**Extracted material**

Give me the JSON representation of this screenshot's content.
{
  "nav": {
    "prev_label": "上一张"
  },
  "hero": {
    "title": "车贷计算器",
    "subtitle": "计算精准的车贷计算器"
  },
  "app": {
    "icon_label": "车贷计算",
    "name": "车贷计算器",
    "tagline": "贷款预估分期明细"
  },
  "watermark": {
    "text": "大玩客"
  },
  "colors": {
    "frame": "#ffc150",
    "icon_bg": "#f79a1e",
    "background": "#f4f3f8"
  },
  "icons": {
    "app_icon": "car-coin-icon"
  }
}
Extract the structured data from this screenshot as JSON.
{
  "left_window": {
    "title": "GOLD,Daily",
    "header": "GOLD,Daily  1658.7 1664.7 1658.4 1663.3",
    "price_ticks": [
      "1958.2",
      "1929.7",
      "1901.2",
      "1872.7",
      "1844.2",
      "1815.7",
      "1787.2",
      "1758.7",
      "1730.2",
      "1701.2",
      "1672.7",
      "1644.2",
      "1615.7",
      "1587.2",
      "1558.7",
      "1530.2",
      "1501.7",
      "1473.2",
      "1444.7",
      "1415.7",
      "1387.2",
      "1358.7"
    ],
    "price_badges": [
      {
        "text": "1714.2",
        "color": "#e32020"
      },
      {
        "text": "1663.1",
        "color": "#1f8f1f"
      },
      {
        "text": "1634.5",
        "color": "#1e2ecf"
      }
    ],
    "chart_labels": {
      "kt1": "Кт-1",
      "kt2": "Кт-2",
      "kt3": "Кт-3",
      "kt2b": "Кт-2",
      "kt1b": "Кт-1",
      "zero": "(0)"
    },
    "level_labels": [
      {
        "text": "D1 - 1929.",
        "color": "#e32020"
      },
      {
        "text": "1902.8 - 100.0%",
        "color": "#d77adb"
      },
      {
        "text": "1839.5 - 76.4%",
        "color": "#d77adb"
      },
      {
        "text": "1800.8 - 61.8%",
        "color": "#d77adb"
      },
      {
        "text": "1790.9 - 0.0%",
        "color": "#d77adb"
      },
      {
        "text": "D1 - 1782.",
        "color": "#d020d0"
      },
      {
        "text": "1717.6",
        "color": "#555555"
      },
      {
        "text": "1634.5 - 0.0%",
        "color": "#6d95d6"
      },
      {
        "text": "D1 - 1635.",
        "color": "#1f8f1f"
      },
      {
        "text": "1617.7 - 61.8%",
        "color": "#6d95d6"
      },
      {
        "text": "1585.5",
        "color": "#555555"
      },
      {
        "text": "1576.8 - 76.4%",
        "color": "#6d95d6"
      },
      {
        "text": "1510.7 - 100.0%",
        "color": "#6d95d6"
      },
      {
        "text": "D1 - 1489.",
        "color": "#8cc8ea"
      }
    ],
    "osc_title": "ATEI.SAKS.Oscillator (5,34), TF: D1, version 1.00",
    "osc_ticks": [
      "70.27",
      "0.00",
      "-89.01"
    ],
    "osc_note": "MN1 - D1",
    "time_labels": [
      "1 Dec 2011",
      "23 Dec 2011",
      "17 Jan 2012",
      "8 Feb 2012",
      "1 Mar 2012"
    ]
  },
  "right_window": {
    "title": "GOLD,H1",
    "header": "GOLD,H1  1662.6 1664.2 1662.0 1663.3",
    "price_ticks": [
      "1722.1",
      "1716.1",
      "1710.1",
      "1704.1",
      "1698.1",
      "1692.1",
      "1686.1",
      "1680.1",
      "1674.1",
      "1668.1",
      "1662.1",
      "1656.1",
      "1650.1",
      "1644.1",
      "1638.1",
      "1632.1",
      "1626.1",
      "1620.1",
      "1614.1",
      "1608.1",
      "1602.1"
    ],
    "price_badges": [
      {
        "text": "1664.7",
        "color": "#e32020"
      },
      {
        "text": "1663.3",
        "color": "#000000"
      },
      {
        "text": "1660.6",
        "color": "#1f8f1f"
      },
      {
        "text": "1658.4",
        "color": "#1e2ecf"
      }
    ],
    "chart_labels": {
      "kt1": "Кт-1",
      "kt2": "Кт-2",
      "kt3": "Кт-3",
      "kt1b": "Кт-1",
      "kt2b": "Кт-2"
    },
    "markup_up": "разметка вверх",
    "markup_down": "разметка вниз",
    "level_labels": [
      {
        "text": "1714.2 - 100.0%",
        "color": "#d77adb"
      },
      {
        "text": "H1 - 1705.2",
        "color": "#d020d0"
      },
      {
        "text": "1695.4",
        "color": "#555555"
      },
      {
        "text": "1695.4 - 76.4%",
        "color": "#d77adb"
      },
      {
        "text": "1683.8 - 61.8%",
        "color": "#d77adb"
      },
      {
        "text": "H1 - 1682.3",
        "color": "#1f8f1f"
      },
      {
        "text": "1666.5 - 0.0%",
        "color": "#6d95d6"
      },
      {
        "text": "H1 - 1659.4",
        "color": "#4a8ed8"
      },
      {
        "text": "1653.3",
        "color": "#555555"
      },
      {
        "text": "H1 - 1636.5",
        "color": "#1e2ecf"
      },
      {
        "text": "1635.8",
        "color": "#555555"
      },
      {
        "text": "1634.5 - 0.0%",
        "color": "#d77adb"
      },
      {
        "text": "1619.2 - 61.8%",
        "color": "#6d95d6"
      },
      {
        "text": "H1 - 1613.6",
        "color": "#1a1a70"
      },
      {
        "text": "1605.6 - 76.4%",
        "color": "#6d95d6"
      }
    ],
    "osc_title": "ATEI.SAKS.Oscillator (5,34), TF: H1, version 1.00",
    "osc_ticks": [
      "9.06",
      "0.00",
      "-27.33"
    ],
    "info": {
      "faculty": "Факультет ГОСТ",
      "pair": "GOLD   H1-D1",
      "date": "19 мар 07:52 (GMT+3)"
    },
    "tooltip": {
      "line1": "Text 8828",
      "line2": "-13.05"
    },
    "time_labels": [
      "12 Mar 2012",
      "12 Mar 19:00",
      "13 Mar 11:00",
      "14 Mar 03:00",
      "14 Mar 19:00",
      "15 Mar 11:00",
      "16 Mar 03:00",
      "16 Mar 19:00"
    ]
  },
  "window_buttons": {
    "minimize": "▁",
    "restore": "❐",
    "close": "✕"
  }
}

**Prompt**
Set all of the records down again, exactly as they stand.

**Written response**
Give me the JSON representation of this screenshot's content.
{
  "nav": {
    "prev_label": "上一张"
  },
  "hero": {
    "title": "车贷计算器",
    "subtitle": "计算精准的车贷计算器"
  },
  "app": {
    "icon_label": "车贷计算",
    "name": "车贷计算器",
    "tagline": "贷款预估分期明细"
  },
  "watermark": {
    "text": "大玩客"
  },
  "colors": {
    "frame": "#ffc150",
    "icon_bg": "#f79a1e",
    "background": "#f4f3f8"
  },
  "icons": {
    "app_icon": "car-coin-icon"
  }
}
Extract the structured data from this screenshot as JSON.
{
  "left_window": {
    "title": "GOLD,Daily",
    "header": "GOLD,Daily  1658.7 1664.7 1658.4 1663.3",
    "price_ticks": [
      "1958.2",
      "1929.7",
      "1901.2",
      "1872.7",
      "1844.2",
      "1815.7",
      "1787.2",
      "1758.7",
      "1730.2",
      "1701.2",
      "1672.7",
      "1644.2",
      "1615.7",
      "1587.2",
      "1558.7",
      "1530.2",
      "1501.7",
      "1473.2",
      "1444.7",
      "1415.7",
      "1387.2",
      "1358.7"
    ],
    "price_badges": [
      {
        "text": "1714.2",
        "color": "#e32020"
      },
      {
        "text": "1663.1",
        "color": "#1f8f1f"
      },
      {
        "text": "1634.5",
        "color": "#1e2ecf"
      }
    ],
    "chart_labels": {
      "kt1": "Кт-1",
      "kt2": "Кт-2",
      "kt3": "Кт-3",
      "kt2b": "Кт-2",
      "kt1b": "Кт-1",
      "zero": "(0)"
    },
    "level_labels": [
      {
        "text": "D1 - 1929.",
        "color": "#e32020"
      },
      {
        "text": "1902.8 - 100.0%",
        "color": "#d77adb"
      },
      {
        "text": "1839.5 - 76.4%",
        "color": "#d77adb"
      },
      {
        "text": "1800.8 - 61.8%",
        "color": "#d77adb"
      },
      {
        "text": "1790.9 - 0.0%",
        "color": "#d77adb"
      },
      {
        "text": "D1 - 1782.",
        "color": "#d020d0"
      },
      {
        "text": "1717.6",
        "color": "#555555"
      },
      {
        "text": "1634.5 - 0.0%",
        "color": "#6d95d6"
      },
      {
        "text": "D1 - 1635.",
        "color": "#1f8f1f"
      },
      {
        "text": "1617.7 - 61.8%",
        "color": "#6d95d6"
      },
      {
        "text": "1585.5",
        "color": "#555555"
      },
      {
        "text": "1576.8 - 76.4%",
        "color": "#6d95d6"
      },
      {
        "text": "1510.7 - 100.0%",
        "color": "#6d95d6"
      },
      {
        "text": "D1 - 1489.",
        "color": "#8cc8ea"
      }
    ],
    "osc_title": "ATEI.SAKS.Oscillator (5,34), TF: D1, version 1.00",
    "osc_ticks": [
      "70.27",
      "0.00",
      "-89.01"
    ],
    "osc_note": "MN1 - D1",
    "time_labels": [
      "1 Dec 2011",
      "23 Dec 2011",
      "17 Jan 2012",
      "8 Feb 2012",
      "1 Mar 2012"
    ]
  },
  "right_window": {
    "title": "GOLD,H1",
    "header": "GOLD,H1  1662.6 1664.2 1662.0 1663.3",
    "price_ticks": [
      "1722.1",
      "1716.1",
      "1710.1",
      "1704.1",
      "1698.1",
      "1692.1",
      "1686.1",
      "1680.1",
      "1674.1",
      "1668.1",
      "1662.1",
      "1656.1",
      "1650.1",
      "1644.1",
      "1638.1",
      "1632.1",
      "1626.1",
      "1620.1",
      "1614.1",
      "1608.1",
      "1602.1"
    ],
    "price_badges": [
      {
        "text": "1664.7",
        "color": "#e32020"
      },
      {
        "text": "1663.3",
        "color": "#000000"
      },
      {
        "text": "1660.6",
        "color": "#1f8f1f"
      },
      {
        "text": "1658.4",
        "color": "#1e2ecf"
      }
    ],
    "chart_labels": {
      "kt1": "Кт-1",
      "kt2": "Кт-2",
      "kt3": "Кт-3",
      "kt1b": "Кт-1",
      "kt2b": "Кт-2"
    },
    "markup_up": "разметка вверх",
    "markup_down": "разметка вниз",
    "level_labels": [
      {
        "text": "1714.2 - 100.0%",
        "color": "#d77adb"
      },
      {
        "text": "H1 - 1705.2",
        "color": "#d020d0"
      },
      {
        "text": "1695.4",
        "color": "#555555"
      },
      {
        "text": "1695.4 - 76.4%",
        "color": "#d77adb"
      },
      {
        "text": "1683.8 - 61.8%",
        "color": "#d77adb"
      },
      {
        "text": "H1 - 1682.3",
        "color": "#1f8f1f"
      },
      {
        "text": "1666.5 - 0.0%",
        "color": "#6d95d6"
      },
      {
        "text": "H1 - 1659.4",
        "color": "#4a8ed8"
      },
      {
        "text": "1653.3",
        "color": "#555555"
      },
      {
        "text": "H1 - 1636.5",
        "color": "#1e2ecf"
      },
      {
        "text": "1635.8",
        "color": "#555555"
      },
      {
        "text": "1634.5 - 0.0%",
        "color": "#d77adb"
      },
      {
        "text": "1619.2 - 61.8%",
        "color": "#6d95d6"
      },
      {
        "text": "H1 - 1613.6",
        "color": "#1a1a70"
      },
      {
        "text": "1605.6 - 76.4%",
        "color": "#6d95d6"
      }
    ],
    "osc_title": "ATEI.SAKS.Oscillator (5,34), TF: H1, version 1.00",
    "osc_ticks": [
      "9.06",
      "0.00",
      "-27.33"
    ],
    "info": {
      "faculty": "Факультет ГОСТ",
      "pair": "GOLD   H1-D1",
      "date": "19 мар 07:52 (GMT+3)"
    },
    "tooltip": {
      "line1": "Text 8828",
      "line2": "-13.05"
    },
    "time_labels": [
      "12 Mar 2012",
      "12 Mar 19:00",
      "13 Mar 11:00",
      "14 Mar 03:00",
      "14 Mar 19:00",
      "15 Mar 11:00",
      "16 Mar 03:00",
      "16 Mar 19:00"
    ]
  },
  "window_buttons": {
    "minimize": "▁",
    "restore": "❐",
    "close": "✕"
  }
}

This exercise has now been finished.